What you will do: Work through the data below line by line and say how many lines hold "CENTROÁMERICA"; give only the number.
-- -- --
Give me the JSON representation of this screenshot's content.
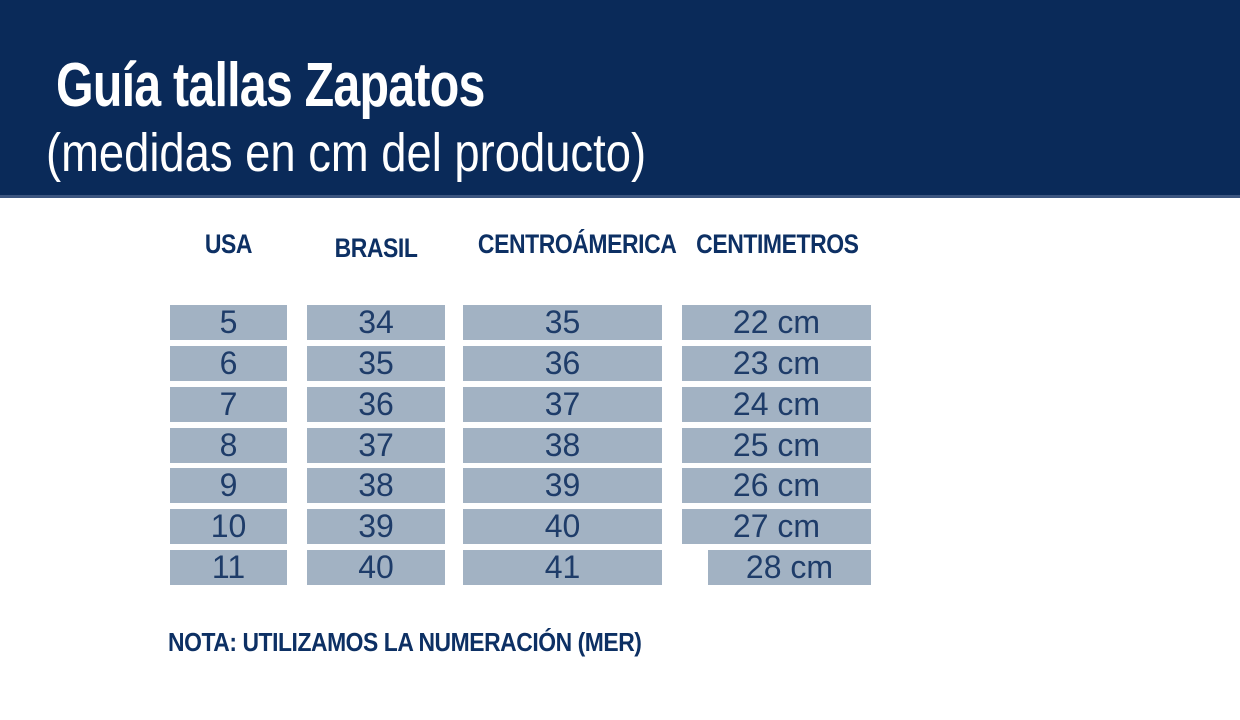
{
  "header": {
    "title": "Guía tallas Zapatos",
    "subtitle": "(medidas en cm del producto)"
  },
  "table": {
    "columns": [
      {
        "label": "USA"
      },
      {
        "label": "BRASIL"
      },
      {
        "label": "CENTROÁMERICA"
      },
      {
        "label": "CENTIMETROS"
      }
    ],
    "rows": [
      [
        "5",
        "34",
        "35",
        "22 cm"
      ],
      [
        "6",
        "35",
        "36",
        "23 cm"
      ],
      [
        "7",
        "36",
        "37",
        "24 cm"
      ],
      [
        "8",
        "37",
        "38",
        "25 cm"
      ],
      [
        "9",
        "38",
        "39",
        "26 cm"
      ],
      [
        "10",
        "39",
        "40",
        "27 cm"
      ],
      [
        "11",
        "40",
        "41",
        "28 cm"
      ]
    ]
  },
  "note": {
    "text": "NOTA: UTILIZAMOS LA NUMERACIÓN (MER)"
  },
  "colors": {
    "header-bg": "#0a2a59",
    "header-accent": "#3c557f",
    "header-text": "#ffffff",
    "cell-bg": "#a2b2c3",
    "cell-text": "#1e3c69",
    "column-header-text": "#0d3064",
    "note-text": "#0d3064",
    "page-bg": "#ffffff"
  },
  "chart_data": {
    "type": "table",
    "title": "Guía tallas Zapatos",
    "subtitle": "(medidas en cm del producto)",
    "columns": [
      "USA",
      "BRASIL",
      "CENTROÁMERICA",
      "CENTIMETROS"
    ],
    "rows": [
      [
        "5",
        "34",
        "35",
        "22 cm"
      ],
      [
        "6",
        "35",
        "36",
        "23 cm"
      ],
      [
        "7",
        "36",
        "37",
        "24 cm"
      ],
      [
        "8",
        "37",
        "38",
        "25 cm"
      ],
      [
        "9",
        "38",
        "39",
        "26 cm"
      ],
      [
        "10",
        "39",
        "40",
        "27 cm"
      ],
      [
        "11",
        "40",
        "41",
        "28 cm"
      ]
    ],
    "note": "NOTA: UTILIZAMOS LA NUMERACIÓN (MER)",
    "legend_position": "none",
    "grid": false
  }
}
-- -- --
Solved problem: 2